EXERCISE TASK: Could you print the records word for word, from their first line through the line that contains "colorbar-tick-label: 500: [579, 1099, 609, 1119]"?

----

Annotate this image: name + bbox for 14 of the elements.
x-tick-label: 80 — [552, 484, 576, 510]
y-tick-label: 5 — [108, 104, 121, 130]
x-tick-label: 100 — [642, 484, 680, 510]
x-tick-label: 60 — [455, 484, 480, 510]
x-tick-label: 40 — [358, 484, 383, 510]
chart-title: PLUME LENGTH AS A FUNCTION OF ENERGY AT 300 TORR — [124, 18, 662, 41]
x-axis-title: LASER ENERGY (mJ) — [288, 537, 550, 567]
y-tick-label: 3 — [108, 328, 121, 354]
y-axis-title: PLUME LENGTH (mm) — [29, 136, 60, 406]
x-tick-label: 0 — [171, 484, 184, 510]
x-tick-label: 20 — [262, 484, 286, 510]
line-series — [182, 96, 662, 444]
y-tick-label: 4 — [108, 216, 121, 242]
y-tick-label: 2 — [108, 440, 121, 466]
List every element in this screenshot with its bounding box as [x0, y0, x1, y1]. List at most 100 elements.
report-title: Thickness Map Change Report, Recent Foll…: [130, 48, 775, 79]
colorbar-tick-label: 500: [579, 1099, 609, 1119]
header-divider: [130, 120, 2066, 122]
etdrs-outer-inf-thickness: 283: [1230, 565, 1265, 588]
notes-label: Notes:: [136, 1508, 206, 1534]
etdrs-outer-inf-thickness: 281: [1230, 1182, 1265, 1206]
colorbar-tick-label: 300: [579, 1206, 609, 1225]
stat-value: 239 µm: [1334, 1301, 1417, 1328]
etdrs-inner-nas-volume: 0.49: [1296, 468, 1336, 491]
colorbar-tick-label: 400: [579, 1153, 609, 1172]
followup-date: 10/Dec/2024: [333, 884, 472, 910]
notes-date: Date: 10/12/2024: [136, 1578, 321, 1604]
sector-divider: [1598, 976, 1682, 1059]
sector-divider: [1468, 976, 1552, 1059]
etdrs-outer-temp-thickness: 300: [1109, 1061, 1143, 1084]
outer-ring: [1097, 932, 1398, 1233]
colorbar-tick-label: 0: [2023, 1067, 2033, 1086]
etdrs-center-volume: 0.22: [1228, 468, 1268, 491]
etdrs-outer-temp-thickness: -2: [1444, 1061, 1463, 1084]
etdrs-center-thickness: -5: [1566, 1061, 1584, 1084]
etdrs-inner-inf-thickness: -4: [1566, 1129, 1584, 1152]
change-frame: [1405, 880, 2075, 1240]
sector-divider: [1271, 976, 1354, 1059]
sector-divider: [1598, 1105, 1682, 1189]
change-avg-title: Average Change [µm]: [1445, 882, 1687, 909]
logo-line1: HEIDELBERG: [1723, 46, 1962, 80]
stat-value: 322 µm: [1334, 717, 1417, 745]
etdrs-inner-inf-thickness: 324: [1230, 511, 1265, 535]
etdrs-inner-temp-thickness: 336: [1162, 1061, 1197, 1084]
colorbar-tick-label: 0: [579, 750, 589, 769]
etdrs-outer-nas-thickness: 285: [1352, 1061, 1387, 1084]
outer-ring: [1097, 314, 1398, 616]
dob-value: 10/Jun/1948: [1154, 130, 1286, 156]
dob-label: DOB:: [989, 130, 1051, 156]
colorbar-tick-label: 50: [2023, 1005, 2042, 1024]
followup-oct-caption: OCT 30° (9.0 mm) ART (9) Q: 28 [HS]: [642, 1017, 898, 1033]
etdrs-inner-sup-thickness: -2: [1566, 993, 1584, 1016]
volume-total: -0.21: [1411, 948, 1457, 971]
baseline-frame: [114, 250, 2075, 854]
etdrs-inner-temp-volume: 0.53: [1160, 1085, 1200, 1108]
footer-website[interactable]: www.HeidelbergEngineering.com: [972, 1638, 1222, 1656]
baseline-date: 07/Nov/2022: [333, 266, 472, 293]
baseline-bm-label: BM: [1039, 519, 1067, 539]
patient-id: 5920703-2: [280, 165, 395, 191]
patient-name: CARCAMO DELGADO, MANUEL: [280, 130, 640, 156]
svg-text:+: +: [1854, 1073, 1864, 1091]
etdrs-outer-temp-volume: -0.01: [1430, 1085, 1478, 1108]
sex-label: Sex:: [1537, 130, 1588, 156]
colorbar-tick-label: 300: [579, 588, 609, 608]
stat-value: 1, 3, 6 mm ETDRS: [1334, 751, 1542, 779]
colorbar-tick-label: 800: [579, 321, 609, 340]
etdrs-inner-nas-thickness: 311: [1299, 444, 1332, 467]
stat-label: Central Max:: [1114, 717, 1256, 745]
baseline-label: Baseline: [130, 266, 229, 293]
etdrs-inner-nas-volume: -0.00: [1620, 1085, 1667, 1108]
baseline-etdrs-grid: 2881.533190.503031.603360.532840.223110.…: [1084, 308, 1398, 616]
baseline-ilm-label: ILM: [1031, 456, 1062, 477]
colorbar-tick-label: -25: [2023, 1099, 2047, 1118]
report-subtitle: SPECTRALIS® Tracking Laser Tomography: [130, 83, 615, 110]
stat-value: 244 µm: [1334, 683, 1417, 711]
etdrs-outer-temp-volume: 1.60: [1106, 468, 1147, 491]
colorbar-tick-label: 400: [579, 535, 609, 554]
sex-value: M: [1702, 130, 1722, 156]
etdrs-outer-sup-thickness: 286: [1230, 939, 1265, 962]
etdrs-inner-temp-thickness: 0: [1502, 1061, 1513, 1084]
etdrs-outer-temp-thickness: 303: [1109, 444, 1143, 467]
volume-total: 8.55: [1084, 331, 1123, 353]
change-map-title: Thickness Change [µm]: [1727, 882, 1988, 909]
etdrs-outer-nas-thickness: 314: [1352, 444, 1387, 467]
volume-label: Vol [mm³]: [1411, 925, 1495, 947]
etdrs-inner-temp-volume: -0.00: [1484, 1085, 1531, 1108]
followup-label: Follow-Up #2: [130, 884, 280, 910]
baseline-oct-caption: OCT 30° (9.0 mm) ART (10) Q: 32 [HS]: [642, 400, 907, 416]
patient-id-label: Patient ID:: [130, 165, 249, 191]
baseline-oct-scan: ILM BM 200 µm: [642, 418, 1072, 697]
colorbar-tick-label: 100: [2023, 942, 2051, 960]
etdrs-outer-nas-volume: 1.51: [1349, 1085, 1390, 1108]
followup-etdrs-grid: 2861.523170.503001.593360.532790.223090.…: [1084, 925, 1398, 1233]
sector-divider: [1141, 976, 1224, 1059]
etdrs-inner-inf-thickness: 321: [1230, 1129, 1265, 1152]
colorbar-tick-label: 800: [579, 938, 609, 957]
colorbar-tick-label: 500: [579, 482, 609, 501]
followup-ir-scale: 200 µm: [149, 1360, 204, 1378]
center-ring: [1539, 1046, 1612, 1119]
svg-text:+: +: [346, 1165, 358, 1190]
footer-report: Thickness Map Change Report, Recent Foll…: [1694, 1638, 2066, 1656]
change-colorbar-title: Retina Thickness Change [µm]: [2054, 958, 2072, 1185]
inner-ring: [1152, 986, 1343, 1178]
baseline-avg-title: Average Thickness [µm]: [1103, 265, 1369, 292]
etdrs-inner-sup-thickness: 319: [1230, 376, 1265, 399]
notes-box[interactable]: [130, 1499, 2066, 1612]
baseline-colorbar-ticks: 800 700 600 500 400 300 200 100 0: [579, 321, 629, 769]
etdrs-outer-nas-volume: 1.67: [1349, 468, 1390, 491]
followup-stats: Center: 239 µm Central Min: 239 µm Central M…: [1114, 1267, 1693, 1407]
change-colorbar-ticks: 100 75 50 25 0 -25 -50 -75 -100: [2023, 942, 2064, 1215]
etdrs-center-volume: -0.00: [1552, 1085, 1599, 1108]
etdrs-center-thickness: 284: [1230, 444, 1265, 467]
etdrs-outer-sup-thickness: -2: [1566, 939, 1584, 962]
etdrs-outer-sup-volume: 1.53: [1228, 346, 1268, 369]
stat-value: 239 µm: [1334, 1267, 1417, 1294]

----

TASK RESULT:
Annotate this image: name + bbox for 14 of the elements.
x-tick-label: 80 — [552, 484, 576, 510]
y-tick-label: 5 — [108, 104, 121, 130]
x-tick-label: 100 — [642, 484, 680, 510]
x-tick-label: 60 — [455, 484, 480, 510]
x-tick-label: 40 — [358, 484, 383, 510]
chart-title: PLUME LENGTH AS A FUNCTION OF ENERGY AT 300 TORR — [124, 18, 662, 41]
x-axis-title: LASER ENERGY (mJ) — [288, 537, 550, 567]
y-tick-label: 3 — [108, 328, 121, 354]
y-axis-title: PLUME LENGTH (mm) — [29, 136, 60, 406]
x-tick-label: 0 — [171, 484, 184, 510]
x-tick-label: 20 — [262, 484, 286, 510]
line-series — [182, 96, 662, 444]
y-tick-label: 4 — [108, 216, 121, 242]
y-tick-label: 2 — [108, 440, 121, 466]
List every element in this screenshot with its bounding box as [x0, y0, x1, y1]. List at most 100 elements.
report-title: Thickness Map Change Report, Recent Foll…: [130, 48, 775, 79]
colorbar-tick-label: 500: [579, 1099, 609, 1119]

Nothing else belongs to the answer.